(Problem to work on) Search the entries for the word "Seoul" and pull out each line that has it.

[Stored data]

-*-

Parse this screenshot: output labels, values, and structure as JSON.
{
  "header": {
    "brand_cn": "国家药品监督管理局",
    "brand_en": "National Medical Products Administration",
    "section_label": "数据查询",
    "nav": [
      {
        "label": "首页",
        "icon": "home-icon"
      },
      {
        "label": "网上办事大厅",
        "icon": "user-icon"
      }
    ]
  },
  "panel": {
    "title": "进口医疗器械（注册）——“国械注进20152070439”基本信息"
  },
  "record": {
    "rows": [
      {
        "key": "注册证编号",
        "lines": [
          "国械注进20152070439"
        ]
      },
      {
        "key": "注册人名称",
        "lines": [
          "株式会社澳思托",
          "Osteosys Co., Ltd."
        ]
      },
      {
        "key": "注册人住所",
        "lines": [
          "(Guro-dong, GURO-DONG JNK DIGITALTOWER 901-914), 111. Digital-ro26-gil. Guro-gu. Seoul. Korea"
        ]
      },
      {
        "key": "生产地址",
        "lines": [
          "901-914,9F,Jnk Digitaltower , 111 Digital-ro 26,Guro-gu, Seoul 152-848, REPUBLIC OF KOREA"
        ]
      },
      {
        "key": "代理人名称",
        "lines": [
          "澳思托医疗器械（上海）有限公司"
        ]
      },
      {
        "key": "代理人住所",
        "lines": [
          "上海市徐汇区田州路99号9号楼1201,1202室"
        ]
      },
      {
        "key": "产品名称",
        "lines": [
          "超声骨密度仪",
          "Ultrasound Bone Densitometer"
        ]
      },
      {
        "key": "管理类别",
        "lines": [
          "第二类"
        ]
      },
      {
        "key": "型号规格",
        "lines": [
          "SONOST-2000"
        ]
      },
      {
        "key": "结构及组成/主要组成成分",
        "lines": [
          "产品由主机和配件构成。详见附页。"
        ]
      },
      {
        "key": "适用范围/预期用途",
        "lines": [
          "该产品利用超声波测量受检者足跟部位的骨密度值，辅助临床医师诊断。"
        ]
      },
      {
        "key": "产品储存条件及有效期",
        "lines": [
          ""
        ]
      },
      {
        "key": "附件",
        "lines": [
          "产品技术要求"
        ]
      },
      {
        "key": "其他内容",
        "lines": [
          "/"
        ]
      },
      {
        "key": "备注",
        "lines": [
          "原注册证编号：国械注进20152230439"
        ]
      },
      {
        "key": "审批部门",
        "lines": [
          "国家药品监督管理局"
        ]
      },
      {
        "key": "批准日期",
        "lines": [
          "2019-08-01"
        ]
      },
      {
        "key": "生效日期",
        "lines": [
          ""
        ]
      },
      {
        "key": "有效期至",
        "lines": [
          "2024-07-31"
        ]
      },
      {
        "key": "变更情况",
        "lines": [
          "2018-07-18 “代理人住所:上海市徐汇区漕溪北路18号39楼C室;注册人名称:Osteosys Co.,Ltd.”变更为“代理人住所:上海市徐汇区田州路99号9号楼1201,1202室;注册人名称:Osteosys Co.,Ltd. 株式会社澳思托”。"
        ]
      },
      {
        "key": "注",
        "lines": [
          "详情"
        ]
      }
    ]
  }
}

-*-

(Answer in full)
          "(Guro-dong, GURO-DONG JNK DIGITALTOWER 901-914), 111. Digital-ro26-gil. Guro-gu. Seoul. Korea"
          "901-914,9F,Jnk Digitaltower , 111 Digital-ro 26,Guro-gu, Seoul 152-848, REPUBLIC OF KOREA"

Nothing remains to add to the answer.